* _Directions_
Omit the images, then output each of the records below exactly.

Extracted records
● ● ● ● ● ● ●
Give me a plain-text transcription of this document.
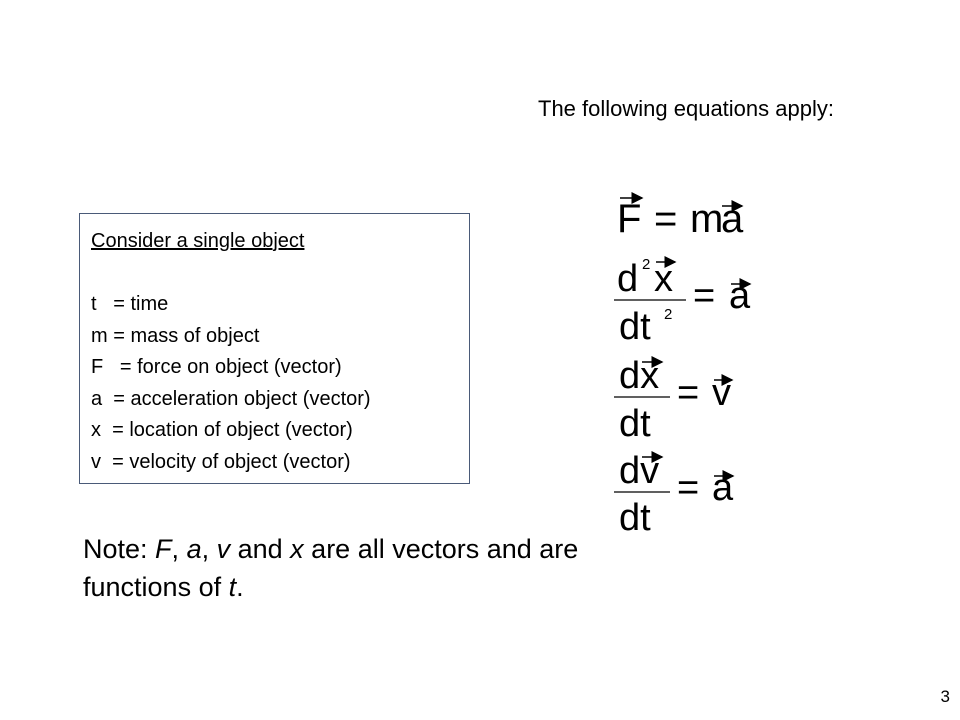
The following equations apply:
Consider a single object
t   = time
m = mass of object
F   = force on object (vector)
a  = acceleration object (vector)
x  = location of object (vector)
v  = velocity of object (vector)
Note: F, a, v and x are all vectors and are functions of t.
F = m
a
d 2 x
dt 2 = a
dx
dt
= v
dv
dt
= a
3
● ● ● ● ● ● ●
* _Full output_
Give me a plain-text transcription of this document.
The following equations apply:
Consider a single object
t   = time
m = mass of object
F   = force on object (vector)
a  = acceleration object (vector)
x  = location of object (vector)
v  = velocity of object (vector)
Note: F, a, v and x are all vectors and are functions of t.
F = m
a
d 2 x
dt 2 = a
dx
dt
= v
dv
dt
= a
3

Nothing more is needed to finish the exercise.